■ **Vorliegender Text**:
Da im proximalen Tubulus rund Dreiviertel des Primärharns resorbiert werden, erreicht lediglich ein Viertel den absteigenden Ast der Henle-Schleife. Der hier ankommende Harn hat wegen der isoosmotischen Transporter im proximalen Tubulus, genauso wie der Primärharn im Nierenkörperchen auch, eine Osmolarität von rund 300 mosmol/kg. In der Henle-Schleife wird der Harn nun weiter konzentriert.
Zunächst passiert er den absteigenden Ast. Dieser ist durch Aquaporine gut wasserdurchlässig, aber undurchlässig für Ionen. Hier strömt Wasser in das Interstitium und das Volumen des Harns nimmt ab. Da die Ionen nicht resorbiert werden können, steigt deren Konzentration und somit die Osmolarität kontinuierlich an, bis sie am Scheitelpunkt der Henle-Schleife mit etwa 1200 mosmol/kg am höchsten ist (Abb.).

■ **Aufgaben**:
a) Welche Osmolarität erreicht der Harn laut dem Text über die Henle-Schleife an deren Scheitelpunkt?
b) Führe den Text über die Henle-Schleife nach seinem letzten Satz weiter.
Die Zeilen sind eigenständiges Material und gehören nicht zum Text über die Henle-Schleife.

■ **Bereitgestelltes Material**:
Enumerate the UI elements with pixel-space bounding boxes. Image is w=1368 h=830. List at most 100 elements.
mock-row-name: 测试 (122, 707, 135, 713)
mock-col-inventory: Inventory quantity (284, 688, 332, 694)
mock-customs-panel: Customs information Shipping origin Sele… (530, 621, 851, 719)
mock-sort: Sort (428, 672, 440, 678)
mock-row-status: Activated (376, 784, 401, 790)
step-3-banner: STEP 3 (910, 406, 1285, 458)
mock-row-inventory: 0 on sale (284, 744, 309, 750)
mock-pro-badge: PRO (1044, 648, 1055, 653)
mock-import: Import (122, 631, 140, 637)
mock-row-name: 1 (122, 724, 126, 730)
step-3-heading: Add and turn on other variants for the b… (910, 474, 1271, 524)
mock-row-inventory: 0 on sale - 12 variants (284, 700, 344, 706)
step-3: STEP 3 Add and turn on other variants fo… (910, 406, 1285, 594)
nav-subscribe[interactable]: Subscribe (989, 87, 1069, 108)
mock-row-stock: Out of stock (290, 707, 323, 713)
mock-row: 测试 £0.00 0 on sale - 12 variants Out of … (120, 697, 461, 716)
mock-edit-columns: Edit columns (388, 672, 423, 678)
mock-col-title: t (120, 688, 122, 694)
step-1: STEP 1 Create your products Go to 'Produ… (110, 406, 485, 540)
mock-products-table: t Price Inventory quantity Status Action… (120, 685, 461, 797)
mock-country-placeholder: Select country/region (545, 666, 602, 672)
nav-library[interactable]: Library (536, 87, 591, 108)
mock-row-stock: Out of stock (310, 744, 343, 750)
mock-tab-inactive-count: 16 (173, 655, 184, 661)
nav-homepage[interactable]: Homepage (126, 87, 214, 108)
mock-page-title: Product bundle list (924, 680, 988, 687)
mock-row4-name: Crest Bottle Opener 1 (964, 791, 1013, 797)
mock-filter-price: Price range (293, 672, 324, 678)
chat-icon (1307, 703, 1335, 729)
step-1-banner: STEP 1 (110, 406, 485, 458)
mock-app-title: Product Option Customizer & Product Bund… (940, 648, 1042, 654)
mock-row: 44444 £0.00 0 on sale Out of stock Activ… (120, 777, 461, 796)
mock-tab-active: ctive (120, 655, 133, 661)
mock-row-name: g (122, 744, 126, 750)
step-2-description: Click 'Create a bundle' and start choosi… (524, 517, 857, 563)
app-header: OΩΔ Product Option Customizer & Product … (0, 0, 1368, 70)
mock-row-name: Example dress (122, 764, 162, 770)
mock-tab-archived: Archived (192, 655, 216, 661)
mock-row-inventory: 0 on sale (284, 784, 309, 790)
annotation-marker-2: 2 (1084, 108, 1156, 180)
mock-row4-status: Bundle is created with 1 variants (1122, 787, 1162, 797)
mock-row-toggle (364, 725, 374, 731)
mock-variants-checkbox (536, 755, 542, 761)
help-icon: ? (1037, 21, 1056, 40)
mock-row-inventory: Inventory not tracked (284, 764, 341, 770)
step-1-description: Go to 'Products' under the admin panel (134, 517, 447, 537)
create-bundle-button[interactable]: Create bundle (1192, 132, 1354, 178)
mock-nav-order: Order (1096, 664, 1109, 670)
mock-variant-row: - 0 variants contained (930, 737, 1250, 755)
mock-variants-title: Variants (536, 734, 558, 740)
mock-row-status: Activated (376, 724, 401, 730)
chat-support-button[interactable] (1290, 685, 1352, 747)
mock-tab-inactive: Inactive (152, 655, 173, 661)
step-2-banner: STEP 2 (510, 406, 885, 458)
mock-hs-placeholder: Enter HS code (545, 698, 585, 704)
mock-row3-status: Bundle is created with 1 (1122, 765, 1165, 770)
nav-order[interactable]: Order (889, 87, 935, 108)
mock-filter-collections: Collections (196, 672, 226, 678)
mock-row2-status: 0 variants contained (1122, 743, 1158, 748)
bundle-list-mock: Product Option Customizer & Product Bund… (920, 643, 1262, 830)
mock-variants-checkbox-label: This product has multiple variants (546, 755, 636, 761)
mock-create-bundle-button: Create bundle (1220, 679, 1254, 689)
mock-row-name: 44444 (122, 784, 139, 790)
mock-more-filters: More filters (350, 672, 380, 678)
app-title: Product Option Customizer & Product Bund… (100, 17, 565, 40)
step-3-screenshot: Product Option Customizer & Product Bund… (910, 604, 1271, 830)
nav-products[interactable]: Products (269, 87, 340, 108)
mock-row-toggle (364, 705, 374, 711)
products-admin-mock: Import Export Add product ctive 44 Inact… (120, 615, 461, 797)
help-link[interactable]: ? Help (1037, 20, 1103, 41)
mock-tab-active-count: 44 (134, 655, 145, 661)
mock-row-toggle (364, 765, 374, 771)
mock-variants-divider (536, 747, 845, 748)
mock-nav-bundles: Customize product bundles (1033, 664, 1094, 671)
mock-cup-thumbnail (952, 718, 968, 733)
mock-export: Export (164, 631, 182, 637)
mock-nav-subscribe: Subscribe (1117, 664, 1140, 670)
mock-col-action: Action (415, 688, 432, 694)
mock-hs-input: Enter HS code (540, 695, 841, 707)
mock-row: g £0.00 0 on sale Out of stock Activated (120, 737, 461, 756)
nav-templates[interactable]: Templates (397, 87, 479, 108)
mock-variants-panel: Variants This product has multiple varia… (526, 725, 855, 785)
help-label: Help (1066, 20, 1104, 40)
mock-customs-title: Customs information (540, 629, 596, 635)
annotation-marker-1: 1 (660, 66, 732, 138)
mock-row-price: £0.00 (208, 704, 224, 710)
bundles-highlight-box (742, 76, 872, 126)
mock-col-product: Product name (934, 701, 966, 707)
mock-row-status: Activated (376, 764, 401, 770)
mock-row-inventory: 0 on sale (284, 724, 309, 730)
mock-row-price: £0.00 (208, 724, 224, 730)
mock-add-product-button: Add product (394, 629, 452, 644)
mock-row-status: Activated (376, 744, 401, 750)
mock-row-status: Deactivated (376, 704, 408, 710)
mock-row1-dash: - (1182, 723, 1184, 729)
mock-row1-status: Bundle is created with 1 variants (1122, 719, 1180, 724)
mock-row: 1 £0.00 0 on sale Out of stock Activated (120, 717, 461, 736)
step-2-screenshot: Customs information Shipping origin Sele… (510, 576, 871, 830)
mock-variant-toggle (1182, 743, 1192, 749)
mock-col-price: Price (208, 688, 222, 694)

■ **Lösungen**:
a) Etwa 1200 mosmol/kg.

b)
Parallel zum absteigenden Ast verläuft der aufsteigende Ast, der aus einem dünnen und einem dicken Teil besteht. Im dünnen aufsteigenden Ast wird die Wasserpermeabilität wieder kontinuierlich geringer, bis sie im dicken aufsteigenden Ast fast gleich Null ist. Im Gegensatz dazu, nimmt die Durchlässigkeit für Ionen wieder kontinuierlich zu. Dies ist die Grundlage für das Gegenstromprinzip. Durch die hohe Osmolarität am Scheitelpunkt der Henle-Schleife treten im dünnen aufsteigenden Ast Ionen (überwiegend Na+ und Cl-) passiv aus. Dieser Austritt wird im dicken aufsteigenden Ast durch aktive Transportproteine, also unter ATP-Verbrauch, weiter verstärkt. Durch die starke Rückresorption von Ionen sinkt nun wieder die Osmolarität am oberen Ende des aufsteigenden Astes auf etwa 300 mosmol/kg. Das Interstitium enthält nun allerdings eine hohe Konzentration an Elektrolyten und dadurch eine hohe Osmolarität. Es entsteht dadurch ein Konzentrationsgefälle zwischen Nierenrinde und Nierenmark, das man als kortikomedullären Gradienten bezeichnet. Da der aufsteigende Ast fast vollständig wasserundurchlässig ist, strömt Wasser aus dem absteigenden Ast in das Interstitium (Gegenstromprinzip).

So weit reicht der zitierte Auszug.